##### Task inputs #####

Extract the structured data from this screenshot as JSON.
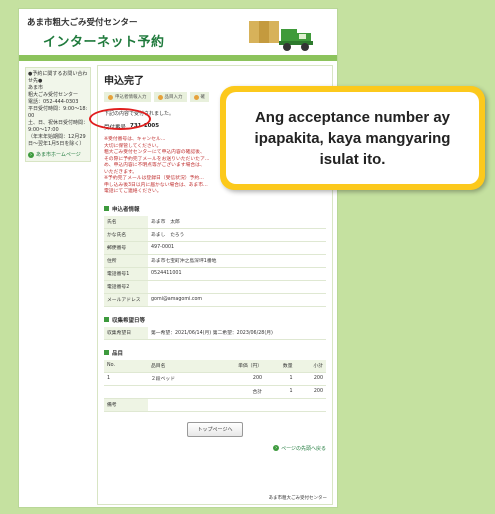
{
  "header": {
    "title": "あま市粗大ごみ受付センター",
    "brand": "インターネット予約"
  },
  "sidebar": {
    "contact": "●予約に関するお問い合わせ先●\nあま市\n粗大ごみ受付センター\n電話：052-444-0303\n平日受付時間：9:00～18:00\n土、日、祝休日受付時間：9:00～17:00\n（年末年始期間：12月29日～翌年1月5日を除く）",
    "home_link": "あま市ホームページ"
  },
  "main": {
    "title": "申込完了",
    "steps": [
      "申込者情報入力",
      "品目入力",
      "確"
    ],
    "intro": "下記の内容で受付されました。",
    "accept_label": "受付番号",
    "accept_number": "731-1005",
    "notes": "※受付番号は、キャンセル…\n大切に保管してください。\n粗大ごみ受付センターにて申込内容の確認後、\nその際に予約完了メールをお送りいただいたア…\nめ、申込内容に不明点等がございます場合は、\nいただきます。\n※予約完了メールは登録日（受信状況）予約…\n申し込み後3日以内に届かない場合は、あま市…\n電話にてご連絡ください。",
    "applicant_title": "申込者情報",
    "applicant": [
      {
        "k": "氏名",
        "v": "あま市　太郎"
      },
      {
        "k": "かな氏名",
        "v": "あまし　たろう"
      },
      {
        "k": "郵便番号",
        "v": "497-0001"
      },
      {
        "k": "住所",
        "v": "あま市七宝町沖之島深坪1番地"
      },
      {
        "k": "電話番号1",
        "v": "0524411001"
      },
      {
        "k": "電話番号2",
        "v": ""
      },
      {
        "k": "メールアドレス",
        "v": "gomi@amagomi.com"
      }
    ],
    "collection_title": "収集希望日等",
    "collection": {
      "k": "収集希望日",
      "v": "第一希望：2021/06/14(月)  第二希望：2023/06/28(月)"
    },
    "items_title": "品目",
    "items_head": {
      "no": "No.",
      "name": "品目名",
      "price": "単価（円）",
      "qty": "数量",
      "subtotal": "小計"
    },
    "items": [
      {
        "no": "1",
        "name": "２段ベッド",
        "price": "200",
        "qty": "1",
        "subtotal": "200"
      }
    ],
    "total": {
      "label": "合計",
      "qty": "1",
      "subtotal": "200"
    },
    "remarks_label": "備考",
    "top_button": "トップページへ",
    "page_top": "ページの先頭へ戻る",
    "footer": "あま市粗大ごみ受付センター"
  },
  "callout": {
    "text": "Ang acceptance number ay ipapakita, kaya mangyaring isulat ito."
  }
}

#####

Task description =
Repeat every record above exactly, but leave out any pictures.

Final result =
Extract the structured data from this screenshot as JSON.
{
  "header": {
    "title": "あま市粗大ごみ受付センター",
    "brand": "インターネット予約"
  },
  "sidebar": {
    "contact": "●予約に関するお問い合わせ先●\nあま市\n粗大ごみ受付センター\n電話：052-444-0303\n平日受付時間：9:00～18:00\n土、日、祝休日受付時間：9:00～17:00\n（年末年始期間：12月29日～翌年1月5日を除く）",
    "home_link": "あま市ホームページ"
  },
  "main": {
    "title": "申込完了",
    "steps": [
      "申込者情報入力",
      "品目入力",
      "確"
    ],
    "intro": "下記の内容で受付されました。",
    "accept_label": "受付番号",
    "accept_number": "731-1005",
    "notes": "※受付番号は、キャンセル…\n大切に保管してください。\n粗大ごみ受付センターにて申込内容の確認後、\nその際に予約完了メールをお送りいただいたア…\nめ、申込内容に不明点等がございます場合は、\nいただきます。\n※予約完了メールは登録日（受信状況）予約…\n申し込み後3日以内に届かない場合は、あま市…\n電話にてご連絡ください。",
    "applicant_title": "申込者情報",
    "applicant": [
      {
        "k": "氏名",
        "v": "あま市　太郎"
      },
      {
        "k": "かな氏名",
        "v": "あまし　たろう"
      },
      {
        "k": "郵便番号",
        "v": "497-0001"
      },
      {
        "k": "住所",
        "v": "あま市七宝町沖之島深坪1番地"
      },
      {
        "k": "電話番号1",
        "v": "0524411001"
      },
      {
        "k": "電話番号2",
        "v": ""
      },
      {
        "k": "メールアドレス",
        "v": "gomi@amagomi.com"
      }
    ],
    "collection_title": "収集希望日等",
    "collection": {
      "k": "収集希望日",
      "v": "第一希望：2021/06/14(月)  第二希望：2023/06/28(月)"
    },
    "items_title": "品目",
    "items_head": {
      "no": "No.",
      "name": "品目名",
      "price": "単価（円）",
      "qty": "数量",
      "subtotal": "小計"
    },
    "items": [
      {
        "no": "1",
        "name": "２段ベッド",
        "price": "200",
        "qty": "1",
        "subtotal": "200"
      }
    ],
    "total": {
      "label": "合計",
      "qty": "1",
      "subtotal": "200"
    },
    "remarks_label": "備考",
    "top_button": "トップページへ",
    "page_top": "ページの先頭へ戻る",
    "footer": "あま市粗大ごみ受付センター"
  },
  "callout": {
    "text": "Ang acceptance number ay ipapakita, kaya mangyaring isulat ito."
  }
}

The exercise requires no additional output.